[What to produce]: Without the pictures, output the records below word for word.

** start Input for this task **

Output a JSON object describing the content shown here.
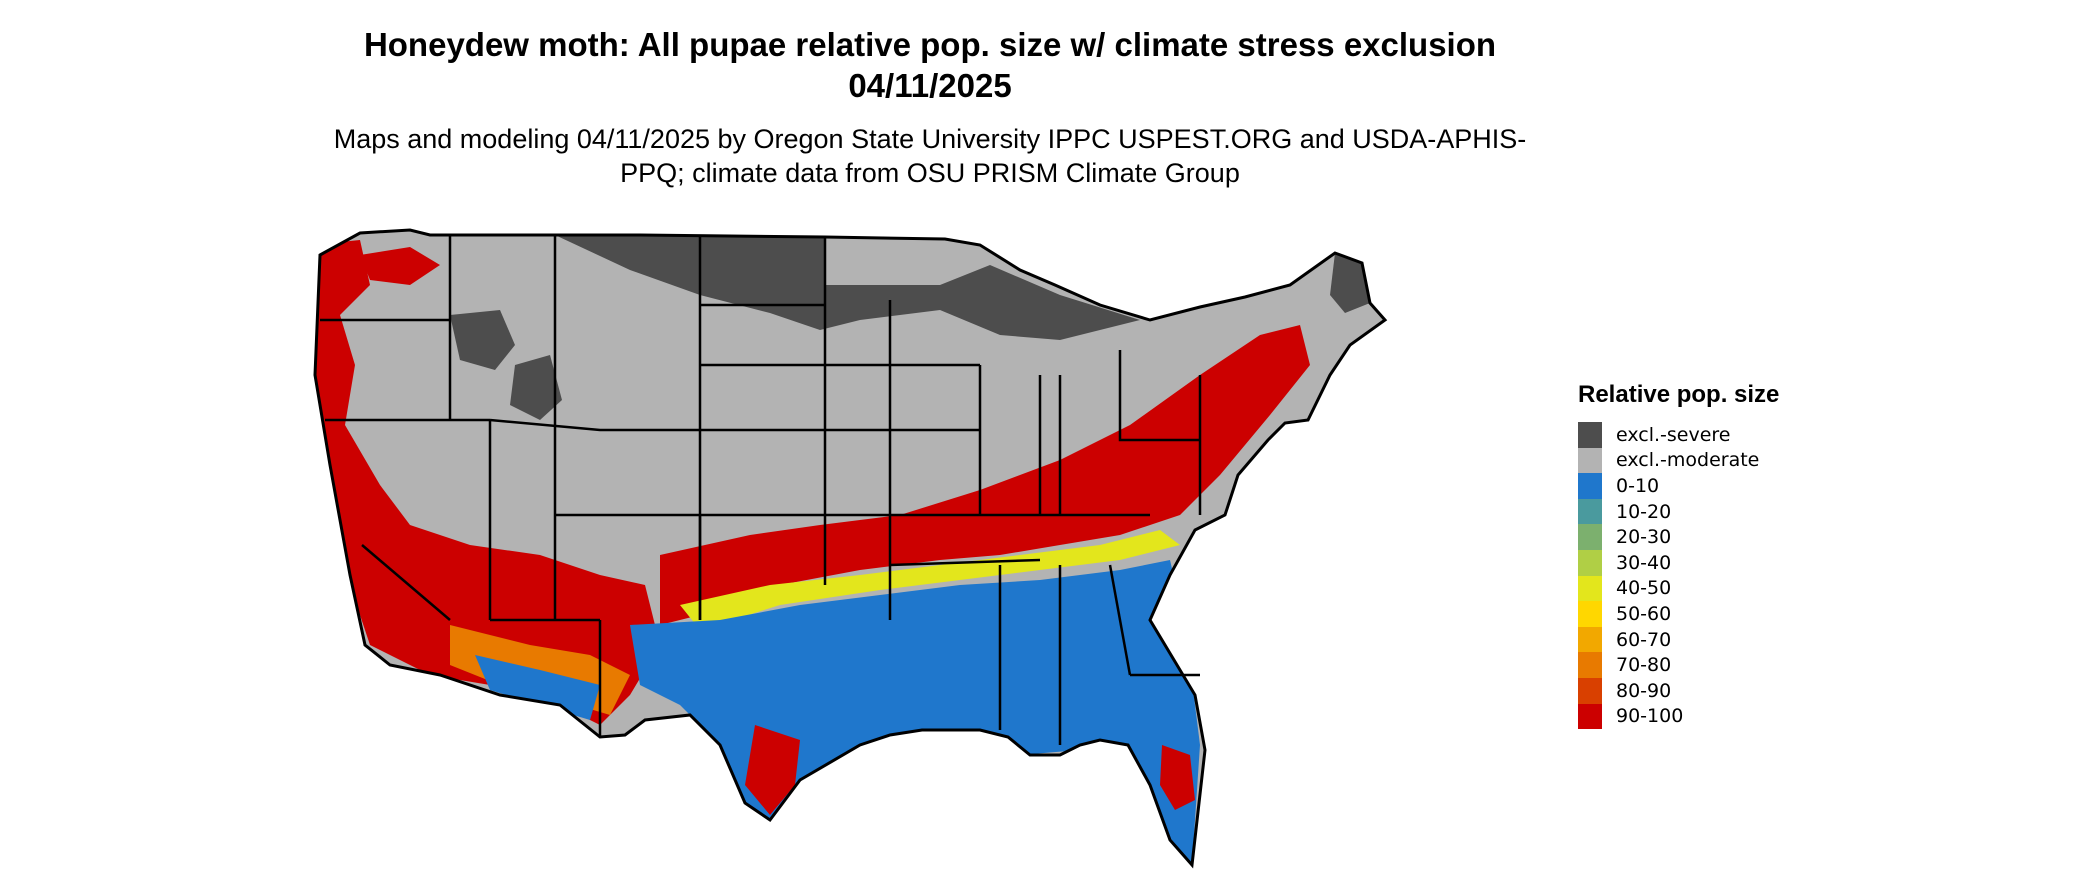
{
  "title": "Honeydew moth: All pupae relative pop. size w/ climate stress exclusion 04/11/2025",
  "subtitle": "Maps and modeling 04/11/2025 by Oregon State University IPPC USPEST.ORG and USDA-APHIS-PPQ; climate data from OSU PRISM Climate Group",
  "legend": {
    "title": "Relative pop. size",
    "items": [
      {
        "label": "excl.-severe",
        "color": "#4d4d4d"
      },
      {
        "label": "excl.-moderate",
        "color": "#b3b3b3"
      },
      {
        "label": "0-10",
        "color": "#1f77cc"
      },
      {
        "label": "10-20",
        "color": "#4a9a9e"
      },
      {
        "label": "20-30",
        "color": "#7cb06e"
      },
      {
        "label": "30-40",
        "color": "#b0cf45"
      },
      {
        "label": "40-50",
        "color": "#e3e61c"
      },
      {
        "label": "50-60",
        "color": "#ffd700"
      },
      {
        "label": "60-70",
        "color": "#f2a800"
      },
      {
        "label": "70-80",
        "color": "#e87a00"
      },
      {
        "label": "80-90",
        "color": "#d94000"
      },
      {
        "label": "90-100",
        "color": "#cc0000"
      }
    ]
  }
}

** end Input for this task **

[Answer to this task]:
Output a JSON object describing the content shown here.
{
  "title": "Honeydew moth: All pupae relative pop. size w/ climate stress exclusion 04/11/2025",
  "subtitle": "Maps and modeling 04/11/2025 by Oregon State University IPPC USPEST.ORG and USDA-APHIS-PPQ; climate data from OSU PRISM Climate Group",
  "legend": {
    "title": "Relative pop. size",
    "items": [
      {
        "label": "excl.-severe",
        "color": "#4d4d4d"
      },
      {
        "label": "excl.-moderate",
        "color": "#b3b3b3"
      },
      {
        "label": "0-10",
        "color": "#1f77cc"
      },
      {
        "label": "10-20",
        "color": "#4a9a9e"
      },
      {
        "label": "20-30",
        "color": "#7cb06e"
      },
      {
        "label": "30-40",
        "color": "#b0cf45"
      },
      {
        "label": "40-50",
        "color": "#e3e61c"
      },
      {
        "label": "50-60",
        "color": "#ffd700"
      },
      {
        "label": "60-70",
        "color": "#f2a800"
      },
      {
        "label": "70-80",
        "color": "#e87a00"
      },
      {
        "label": "80-90",
        "color": "#d94000"
      },
      {
        "label": "90-100",
        "color": "#cc0000"
      }
    ]
  }
}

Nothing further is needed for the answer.